#### Reading passage ####

1) It is helping you keep the mind in a positive state. 2) It is helping the dying person because your positive state of mind is reaching out to the person.

My father died several years ago. He had a lot of negativity in his life. I am saying prayers for him now. Will that help him at all in his future birth?

It will help you, that I can tell. If it will help him in his future birth can't be proved. But we believe it does.

I was interested in the story of the soldier who changed into a different person. I have spiritual awakenings on a regular basis but then go back to sleep. Can the transformation happen in an instant?

What was changed in him? He got retirement and renounced the world and became a hermit. You have spiritual awakening on a regular basis but nothing changes. Spiritual awakening means "change:" change towards a virtuous life. Spiritual enlightenment is not time bound. It can happen to anyone at any time.

Can you experience fear of death during sadhana or meditation? If so, what do you do?

Yes, it happens. Why it happens? We are attached to our egocentric existence. In sadhana, the ego starts fading away and we don't know "who am I now." This fear of death disappears when one develops knowledge of one's real Self.

When I was faced with a life-threatening situation, I felt a fear of death and then it changed into attachment to life. Is that a disguised form of fear of death?

Both mean the same. Abhinivesha Klesha. It is one of the five afflictions in life: 1) ignorance, 2) egoism, 3) attachment, 4) aversion, 5) fear of death or attachment to life.

Could there come a point at which there is no value to prolonging one's life?

When living becomes more painful than the pain of dying, then we cry out "I would rather be dead." So we accept it in one level. We want to live if the quality of life is good. But on the other hand, the attachment to life doesn't leave us. I saw a leper in India: no hands, no feet, no nose; all rotted away. I asked her if she wanted to die. She said, "No, I can still move around."

Ramana Maharshi and other realized beings suffered so much pain in their life. If God loves these realized beings so much, why do they have to suffer so much?

Samskaras of this body are worked out by going through physical sufferings. Ramana Maharshi lived in very bad conditions which affected his body. The question is how it affected his mind. Only one who did not relate oneself with body-mind complex can tell. I knew a saint from Kausani, "Brahmachari of Kausani." He was from a kingly family and renounced everything. In his youth, he was worshipped as a siddha. In his old age, he had abdominal cancer. Two of his disciples were taking care of him. Brahmachari would cry out of pain. The two disciples would say, "he is above all pain," and ignore his cry. How did he feel? Body samskaras are worked out when the body dies.

Is it necessary to go through intense physical suffering, like self-torture, in order to detach from our bodies?

A wild horse gets punished in training. After the horse is trained, only words are enough to guide the horse. Ignorant mind needs torturous austerity until one understands the truth of life.

Or does somebody have to get cancer or something in order to realize they don't want to be in this body and detach from it?

Pain in life, whether it is physical, emotional or devotional, develops dispassion for the world. It is not necessary to get some serious illness in order to achieve dispassion. Intense devotion to God is also painful but it brings dispassion.

In order to detach from the body, do we have to go through the pain of the body or can we just learn to detach through our mind?

Those who are intelligent understand the way to remove themselves by self-reflection. Those who are not so intelligent go through hard austerities.

What about an individual who feels so much deep pain, or they hate themselves so much, that they inflict pain upon others?

Yes, that can happen because they don't accept the law of nature. When living becomes harder than to die, then people do such things to die. They inflict pain upon others in various ways.

How can we accept that pain?

It's very hard to accept pain or to make someone else accept pain because we cling to life and we don't want to lose our existence. But it's our duty to express compassion and love to sufferers.

####

### Try it:
In the question-and-answer text on suffering, begin at the words "In order to detach from the" and stop after "in various ways.". Write that part out again, replacing "self-reflection" with "contemplation".

#### Study material ####

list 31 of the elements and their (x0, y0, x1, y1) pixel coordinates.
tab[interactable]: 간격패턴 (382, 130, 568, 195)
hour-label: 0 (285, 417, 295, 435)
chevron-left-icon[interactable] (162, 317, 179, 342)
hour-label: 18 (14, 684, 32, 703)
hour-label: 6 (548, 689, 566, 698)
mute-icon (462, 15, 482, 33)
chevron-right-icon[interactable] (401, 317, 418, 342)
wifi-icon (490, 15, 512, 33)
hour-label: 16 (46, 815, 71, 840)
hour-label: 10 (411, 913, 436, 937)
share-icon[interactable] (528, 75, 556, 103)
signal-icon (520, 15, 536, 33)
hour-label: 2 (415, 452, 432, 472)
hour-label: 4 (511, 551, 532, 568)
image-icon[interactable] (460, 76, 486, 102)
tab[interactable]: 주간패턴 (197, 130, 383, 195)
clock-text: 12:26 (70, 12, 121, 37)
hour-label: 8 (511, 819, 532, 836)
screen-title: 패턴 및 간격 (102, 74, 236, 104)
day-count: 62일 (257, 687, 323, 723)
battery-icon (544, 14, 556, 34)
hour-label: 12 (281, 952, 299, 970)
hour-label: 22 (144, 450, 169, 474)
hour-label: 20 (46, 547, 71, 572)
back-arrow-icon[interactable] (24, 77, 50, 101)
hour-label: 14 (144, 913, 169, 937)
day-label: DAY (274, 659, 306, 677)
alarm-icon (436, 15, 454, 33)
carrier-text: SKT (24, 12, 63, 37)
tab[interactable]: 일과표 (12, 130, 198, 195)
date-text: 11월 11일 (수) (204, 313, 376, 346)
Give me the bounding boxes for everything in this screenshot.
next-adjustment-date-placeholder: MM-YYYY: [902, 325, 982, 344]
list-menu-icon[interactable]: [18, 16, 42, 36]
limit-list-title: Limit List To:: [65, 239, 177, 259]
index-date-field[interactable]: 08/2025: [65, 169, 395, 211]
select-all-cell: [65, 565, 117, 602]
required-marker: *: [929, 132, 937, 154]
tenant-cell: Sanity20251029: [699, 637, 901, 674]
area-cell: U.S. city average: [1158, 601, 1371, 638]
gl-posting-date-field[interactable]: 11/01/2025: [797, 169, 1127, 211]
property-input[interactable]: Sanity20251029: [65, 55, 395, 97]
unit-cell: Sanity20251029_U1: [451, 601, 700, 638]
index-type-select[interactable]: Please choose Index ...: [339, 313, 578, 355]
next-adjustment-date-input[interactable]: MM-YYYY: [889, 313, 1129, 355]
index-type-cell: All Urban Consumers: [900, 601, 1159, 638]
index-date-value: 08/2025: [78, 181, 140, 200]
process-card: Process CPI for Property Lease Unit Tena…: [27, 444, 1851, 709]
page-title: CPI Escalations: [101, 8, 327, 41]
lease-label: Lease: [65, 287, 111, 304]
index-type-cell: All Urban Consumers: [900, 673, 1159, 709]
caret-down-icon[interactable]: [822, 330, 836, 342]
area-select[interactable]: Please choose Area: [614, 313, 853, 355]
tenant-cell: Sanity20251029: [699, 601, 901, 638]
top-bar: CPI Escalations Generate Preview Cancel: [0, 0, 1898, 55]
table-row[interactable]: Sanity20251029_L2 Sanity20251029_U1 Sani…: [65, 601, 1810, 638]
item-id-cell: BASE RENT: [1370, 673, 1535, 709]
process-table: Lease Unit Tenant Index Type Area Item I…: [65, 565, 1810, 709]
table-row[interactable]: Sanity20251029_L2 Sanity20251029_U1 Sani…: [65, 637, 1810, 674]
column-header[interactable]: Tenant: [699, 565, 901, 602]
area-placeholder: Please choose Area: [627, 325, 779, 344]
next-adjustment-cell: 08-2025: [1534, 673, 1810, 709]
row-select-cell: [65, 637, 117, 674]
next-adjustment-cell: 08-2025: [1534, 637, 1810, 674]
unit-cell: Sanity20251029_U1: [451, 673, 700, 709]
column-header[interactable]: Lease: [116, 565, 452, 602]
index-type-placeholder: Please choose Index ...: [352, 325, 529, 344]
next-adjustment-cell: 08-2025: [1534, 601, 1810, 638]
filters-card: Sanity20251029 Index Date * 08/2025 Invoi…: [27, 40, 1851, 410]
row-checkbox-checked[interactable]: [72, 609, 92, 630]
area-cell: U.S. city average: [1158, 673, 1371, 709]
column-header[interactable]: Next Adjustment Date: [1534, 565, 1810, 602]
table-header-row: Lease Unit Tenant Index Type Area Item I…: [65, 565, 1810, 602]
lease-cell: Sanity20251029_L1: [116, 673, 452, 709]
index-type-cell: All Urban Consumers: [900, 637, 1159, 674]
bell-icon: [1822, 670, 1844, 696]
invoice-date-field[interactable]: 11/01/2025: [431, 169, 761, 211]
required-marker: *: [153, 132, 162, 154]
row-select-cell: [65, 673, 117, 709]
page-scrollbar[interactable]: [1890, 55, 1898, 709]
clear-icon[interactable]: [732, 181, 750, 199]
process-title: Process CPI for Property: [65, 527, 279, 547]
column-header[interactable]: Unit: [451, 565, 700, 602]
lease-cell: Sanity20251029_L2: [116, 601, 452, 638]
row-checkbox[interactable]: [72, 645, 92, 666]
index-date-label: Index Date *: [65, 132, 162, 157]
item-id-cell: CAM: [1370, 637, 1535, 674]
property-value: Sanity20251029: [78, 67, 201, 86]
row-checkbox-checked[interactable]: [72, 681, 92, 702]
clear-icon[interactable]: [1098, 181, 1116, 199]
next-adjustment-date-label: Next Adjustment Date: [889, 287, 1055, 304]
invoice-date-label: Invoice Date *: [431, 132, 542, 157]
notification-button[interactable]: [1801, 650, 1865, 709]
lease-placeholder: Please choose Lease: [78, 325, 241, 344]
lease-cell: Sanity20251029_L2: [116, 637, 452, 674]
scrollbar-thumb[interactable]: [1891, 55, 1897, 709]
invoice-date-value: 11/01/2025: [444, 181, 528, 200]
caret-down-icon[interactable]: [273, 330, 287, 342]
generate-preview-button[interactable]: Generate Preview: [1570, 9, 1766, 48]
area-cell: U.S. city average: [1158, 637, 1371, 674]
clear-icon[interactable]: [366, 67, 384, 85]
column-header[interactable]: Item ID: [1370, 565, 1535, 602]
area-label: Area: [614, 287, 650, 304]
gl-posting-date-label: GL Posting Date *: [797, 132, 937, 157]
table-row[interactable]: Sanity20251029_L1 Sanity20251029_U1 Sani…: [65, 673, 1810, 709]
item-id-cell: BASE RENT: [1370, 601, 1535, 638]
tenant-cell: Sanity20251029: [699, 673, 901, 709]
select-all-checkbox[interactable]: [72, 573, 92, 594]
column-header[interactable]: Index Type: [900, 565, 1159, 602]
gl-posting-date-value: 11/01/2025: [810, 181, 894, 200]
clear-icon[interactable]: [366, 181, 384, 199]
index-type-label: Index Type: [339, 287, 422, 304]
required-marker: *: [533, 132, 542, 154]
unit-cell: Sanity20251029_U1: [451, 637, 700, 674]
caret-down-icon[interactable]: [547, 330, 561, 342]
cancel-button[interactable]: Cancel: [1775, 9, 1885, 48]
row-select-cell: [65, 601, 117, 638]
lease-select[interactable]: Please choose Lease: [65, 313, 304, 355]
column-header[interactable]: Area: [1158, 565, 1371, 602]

####

### Solution for this problem:
In order to detach from the body, do we have to go through the pain of the body or can we just learn to detach through our mind?

Those who are intelligent understand the way to remove themselves by contemplation. Those who are not so intelligent go through hard austerities.

What about an individual who feels so much deep pain, or they hate themselves so much, that they inflict pain upon others?

Yes, that can happen because they don't accept the law of nature. When living becomes harder than to die, then people do such things to die. They inflict pain upon others in various ways.